Dataset entries:
▬▬▬▬▬▬▬▬▬▬
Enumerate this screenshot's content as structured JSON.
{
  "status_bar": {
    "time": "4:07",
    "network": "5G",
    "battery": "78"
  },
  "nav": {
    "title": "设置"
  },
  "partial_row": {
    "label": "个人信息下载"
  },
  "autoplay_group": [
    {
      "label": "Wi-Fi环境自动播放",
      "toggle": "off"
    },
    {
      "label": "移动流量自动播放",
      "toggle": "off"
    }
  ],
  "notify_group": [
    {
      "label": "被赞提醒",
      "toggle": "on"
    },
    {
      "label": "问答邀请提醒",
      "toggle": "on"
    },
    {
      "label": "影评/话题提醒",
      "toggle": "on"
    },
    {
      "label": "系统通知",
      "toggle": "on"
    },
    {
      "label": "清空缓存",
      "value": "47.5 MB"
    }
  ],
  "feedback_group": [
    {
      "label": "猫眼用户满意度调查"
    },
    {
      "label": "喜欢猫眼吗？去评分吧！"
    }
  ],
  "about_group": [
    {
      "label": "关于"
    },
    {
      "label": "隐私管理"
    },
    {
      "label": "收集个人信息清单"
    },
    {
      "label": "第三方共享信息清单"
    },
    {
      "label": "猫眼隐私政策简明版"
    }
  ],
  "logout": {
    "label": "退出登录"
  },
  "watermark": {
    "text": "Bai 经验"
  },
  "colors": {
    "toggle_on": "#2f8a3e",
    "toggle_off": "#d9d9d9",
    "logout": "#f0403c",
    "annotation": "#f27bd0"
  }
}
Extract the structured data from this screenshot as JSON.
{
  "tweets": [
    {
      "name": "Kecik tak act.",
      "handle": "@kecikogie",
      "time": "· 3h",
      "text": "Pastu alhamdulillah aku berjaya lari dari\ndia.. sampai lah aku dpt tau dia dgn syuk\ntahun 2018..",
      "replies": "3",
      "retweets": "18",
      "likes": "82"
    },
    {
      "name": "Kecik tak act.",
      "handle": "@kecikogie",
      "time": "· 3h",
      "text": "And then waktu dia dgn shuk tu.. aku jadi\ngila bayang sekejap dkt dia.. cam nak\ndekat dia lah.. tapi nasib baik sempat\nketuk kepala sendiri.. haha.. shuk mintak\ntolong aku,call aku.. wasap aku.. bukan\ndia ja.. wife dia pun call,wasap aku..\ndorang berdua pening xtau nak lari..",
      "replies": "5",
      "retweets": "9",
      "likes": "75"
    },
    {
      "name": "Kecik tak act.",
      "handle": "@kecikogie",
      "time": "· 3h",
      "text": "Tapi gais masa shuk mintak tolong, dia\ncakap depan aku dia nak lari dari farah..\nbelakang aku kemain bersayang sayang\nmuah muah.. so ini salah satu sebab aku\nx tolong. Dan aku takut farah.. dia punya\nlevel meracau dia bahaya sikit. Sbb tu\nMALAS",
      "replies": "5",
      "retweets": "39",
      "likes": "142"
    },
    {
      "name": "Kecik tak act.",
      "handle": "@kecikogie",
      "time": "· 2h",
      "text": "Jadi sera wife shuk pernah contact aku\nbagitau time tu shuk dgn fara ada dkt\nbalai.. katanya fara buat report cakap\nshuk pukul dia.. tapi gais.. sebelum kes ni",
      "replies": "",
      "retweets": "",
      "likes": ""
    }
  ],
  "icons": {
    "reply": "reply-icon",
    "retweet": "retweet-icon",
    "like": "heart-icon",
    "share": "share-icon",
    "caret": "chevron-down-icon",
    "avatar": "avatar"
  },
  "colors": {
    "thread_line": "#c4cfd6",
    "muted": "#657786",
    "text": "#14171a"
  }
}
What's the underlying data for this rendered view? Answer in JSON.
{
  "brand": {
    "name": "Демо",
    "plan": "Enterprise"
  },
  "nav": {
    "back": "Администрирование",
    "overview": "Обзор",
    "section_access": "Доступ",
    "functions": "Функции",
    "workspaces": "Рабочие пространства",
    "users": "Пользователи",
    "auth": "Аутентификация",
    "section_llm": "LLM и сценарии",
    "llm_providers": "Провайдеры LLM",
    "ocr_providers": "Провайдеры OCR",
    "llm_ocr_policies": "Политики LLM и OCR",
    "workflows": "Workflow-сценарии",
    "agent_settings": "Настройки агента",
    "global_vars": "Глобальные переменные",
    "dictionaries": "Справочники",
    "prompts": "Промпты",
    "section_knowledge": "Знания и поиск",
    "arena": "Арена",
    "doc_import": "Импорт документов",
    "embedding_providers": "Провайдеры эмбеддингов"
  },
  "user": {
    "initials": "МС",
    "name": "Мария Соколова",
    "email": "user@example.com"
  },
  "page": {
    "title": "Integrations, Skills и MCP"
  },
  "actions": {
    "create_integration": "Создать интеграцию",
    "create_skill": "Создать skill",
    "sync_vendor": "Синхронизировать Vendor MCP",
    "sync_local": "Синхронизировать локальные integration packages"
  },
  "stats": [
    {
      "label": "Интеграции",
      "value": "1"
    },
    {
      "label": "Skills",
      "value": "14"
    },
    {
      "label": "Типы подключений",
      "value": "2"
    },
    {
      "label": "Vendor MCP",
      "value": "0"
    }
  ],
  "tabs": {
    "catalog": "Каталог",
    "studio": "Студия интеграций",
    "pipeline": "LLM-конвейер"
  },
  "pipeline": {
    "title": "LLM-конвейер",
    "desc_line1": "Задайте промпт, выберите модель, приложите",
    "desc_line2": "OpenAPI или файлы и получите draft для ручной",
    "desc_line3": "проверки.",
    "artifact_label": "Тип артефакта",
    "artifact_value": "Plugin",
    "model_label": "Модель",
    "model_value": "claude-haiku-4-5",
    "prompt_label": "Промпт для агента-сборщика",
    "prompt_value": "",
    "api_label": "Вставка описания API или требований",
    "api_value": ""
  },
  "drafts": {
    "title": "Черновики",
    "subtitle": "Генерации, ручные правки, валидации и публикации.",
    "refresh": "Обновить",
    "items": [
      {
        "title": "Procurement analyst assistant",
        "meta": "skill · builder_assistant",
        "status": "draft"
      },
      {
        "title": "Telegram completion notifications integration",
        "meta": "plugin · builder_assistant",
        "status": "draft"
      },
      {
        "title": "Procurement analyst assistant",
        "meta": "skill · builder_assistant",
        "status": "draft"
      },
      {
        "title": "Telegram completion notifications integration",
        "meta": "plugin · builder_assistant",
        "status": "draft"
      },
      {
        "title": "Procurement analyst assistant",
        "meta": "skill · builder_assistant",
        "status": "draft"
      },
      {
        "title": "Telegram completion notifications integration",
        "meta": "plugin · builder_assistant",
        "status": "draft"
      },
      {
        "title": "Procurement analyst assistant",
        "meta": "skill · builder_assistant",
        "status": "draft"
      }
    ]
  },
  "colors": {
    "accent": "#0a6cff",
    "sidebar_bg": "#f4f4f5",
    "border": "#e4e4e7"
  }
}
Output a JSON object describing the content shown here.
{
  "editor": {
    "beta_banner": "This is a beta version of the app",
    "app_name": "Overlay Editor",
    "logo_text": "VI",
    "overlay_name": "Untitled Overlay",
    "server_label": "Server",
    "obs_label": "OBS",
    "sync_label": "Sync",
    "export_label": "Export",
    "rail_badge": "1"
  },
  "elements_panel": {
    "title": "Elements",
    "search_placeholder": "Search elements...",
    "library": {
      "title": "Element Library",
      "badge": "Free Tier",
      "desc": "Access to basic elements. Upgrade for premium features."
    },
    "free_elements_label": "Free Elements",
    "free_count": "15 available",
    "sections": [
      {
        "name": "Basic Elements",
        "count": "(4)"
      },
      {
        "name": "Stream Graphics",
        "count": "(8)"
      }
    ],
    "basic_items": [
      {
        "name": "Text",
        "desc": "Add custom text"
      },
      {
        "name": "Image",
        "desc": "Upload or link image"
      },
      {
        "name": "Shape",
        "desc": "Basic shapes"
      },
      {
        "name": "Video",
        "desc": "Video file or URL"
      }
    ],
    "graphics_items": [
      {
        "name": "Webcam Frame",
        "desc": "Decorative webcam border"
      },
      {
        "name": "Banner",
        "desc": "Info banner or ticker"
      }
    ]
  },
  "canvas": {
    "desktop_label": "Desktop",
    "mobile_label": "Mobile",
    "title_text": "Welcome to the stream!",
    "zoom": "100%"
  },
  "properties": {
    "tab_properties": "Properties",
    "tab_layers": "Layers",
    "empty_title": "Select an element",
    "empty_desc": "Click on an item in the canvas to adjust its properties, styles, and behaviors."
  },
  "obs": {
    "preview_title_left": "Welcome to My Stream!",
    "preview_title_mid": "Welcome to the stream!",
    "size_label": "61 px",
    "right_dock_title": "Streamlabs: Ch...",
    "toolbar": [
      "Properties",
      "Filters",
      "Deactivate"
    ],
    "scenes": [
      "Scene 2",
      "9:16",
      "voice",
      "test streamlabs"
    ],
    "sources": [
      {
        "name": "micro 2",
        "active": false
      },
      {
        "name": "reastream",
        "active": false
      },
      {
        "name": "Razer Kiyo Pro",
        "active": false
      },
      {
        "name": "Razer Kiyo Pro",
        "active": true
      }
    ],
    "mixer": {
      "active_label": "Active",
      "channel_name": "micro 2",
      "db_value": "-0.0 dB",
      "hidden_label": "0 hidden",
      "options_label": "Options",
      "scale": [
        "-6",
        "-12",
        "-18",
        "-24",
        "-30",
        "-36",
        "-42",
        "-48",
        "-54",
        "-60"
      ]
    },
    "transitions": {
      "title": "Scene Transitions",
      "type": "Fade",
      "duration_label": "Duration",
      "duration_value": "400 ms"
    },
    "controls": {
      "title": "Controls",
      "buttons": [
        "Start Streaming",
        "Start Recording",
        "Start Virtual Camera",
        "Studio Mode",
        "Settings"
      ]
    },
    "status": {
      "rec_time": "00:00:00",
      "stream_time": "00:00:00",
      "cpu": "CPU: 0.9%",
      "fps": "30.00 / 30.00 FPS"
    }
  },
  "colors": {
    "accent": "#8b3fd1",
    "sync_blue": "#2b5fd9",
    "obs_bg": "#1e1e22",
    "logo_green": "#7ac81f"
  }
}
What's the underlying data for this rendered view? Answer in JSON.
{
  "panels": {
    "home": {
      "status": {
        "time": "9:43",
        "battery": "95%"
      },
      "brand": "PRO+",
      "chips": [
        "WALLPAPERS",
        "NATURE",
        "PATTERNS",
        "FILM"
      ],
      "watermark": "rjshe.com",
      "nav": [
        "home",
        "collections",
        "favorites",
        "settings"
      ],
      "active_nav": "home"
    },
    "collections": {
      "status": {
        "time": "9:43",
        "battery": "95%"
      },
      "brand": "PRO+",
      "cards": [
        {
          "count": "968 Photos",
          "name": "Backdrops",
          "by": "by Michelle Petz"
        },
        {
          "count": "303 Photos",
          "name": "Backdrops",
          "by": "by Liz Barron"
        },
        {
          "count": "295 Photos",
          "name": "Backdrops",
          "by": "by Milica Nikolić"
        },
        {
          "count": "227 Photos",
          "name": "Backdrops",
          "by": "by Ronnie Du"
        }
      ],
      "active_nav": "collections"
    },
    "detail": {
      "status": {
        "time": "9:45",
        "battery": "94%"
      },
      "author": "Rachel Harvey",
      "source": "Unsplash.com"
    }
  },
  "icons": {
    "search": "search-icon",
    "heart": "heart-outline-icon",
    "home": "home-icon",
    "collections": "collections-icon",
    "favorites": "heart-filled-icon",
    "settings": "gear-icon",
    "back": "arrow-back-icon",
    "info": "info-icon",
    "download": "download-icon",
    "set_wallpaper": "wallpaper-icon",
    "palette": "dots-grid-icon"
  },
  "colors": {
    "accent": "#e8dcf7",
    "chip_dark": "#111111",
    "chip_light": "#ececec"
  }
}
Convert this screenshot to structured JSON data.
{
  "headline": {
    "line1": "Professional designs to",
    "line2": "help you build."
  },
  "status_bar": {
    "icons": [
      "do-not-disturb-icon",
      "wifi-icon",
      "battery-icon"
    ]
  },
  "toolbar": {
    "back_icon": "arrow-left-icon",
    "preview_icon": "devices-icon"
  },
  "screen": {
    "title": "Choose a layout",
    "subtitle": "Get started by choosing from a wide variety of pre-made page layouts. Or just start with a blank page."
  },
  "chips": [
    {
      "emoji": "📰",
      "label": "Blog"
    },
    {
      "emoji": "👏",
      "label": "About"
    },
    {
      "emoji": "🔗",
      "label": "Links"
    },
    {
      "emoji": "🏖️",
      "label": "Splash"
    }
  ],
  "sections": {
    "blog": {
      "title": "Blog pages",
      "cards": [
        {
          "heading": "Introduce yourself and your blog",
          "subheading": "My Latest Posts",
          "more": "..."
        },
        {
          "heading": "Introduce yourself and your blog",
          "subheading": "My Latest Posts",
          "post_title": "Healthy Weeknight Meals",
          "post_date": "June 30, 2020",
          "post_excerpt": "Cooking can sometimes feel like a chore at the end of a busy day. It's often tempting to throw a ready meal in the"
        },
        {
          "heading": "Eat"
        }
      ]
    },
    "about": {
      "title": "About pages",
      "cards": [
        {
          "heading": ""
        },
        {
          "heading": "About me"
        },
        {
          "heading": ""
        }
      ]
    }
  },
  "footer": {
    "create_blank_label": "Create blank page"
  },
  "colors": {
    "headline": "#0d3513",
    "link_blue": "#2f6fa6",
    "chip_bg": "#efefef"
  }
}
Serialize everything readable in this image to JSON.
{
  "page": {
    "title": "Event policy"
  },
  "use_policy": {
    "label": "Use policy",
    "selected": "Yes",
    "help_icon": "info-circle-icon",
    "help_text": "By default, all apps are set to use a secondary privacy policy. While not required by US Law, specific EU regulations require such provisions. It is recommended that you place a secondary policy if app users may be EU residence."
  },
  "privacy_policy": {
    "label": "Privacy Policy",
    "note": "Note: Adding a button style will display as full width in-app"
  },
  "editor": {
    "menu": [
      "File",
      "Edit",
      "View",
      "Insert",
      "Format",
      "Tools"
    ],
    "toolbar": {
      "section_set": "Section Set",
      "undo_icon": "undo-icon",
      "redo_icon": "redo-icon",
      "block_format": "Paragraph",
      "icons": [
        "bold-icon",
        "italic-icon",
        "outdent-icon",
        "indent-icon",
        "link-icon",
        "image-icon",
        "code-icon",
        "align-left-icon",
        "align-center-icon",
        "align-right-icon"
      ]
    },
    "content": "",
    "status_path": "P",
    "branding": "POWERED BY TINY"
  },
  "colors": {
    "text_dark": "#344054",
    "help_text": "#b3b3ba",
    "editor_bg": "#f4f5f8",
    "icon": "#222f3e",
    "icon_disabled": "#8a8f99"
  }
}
▬▬▬▬▬▬▬▬▬▬
* **What the task requires**: Show all lines from the records above where the word "shuk" occurs.

* **Reply**:
      "text": "And then waktu dia dgn shuk tu.. aku jadi\ngila bayang sekejap dkt dia.. cam nak\ndekat dia lah.. tapi nasib baik sempat\nketuk kepala sendiri.. haha.. shuk mintak\ntolong aku,call aku.. wasap aku.. bukan\ndia ja.. wife dia pun call,wasap aku..\ndorang berdua pening xtau nak lari..",
      "text": "Tapi gais masa shuk mintak tolong, dia\ncakap depan aku dia nak lari dari farah..\nbelakang aku kemain bersayang sayang\nmuah muah.. so ini salah satu sebab aku\nx tolong. Dan aku takut farah.. dia punya\nlevel meracau dia bahaya sikit. Sbb tu\nMALAS",
      "text": "Jadi sera wife shuk pernah contact aku\nbagitau time tu shuk dgn fara ada dkt\nbalai.. katanya fara buat report cakap\nshuk pukul dia.. tapi gais.. sebelum kes ni",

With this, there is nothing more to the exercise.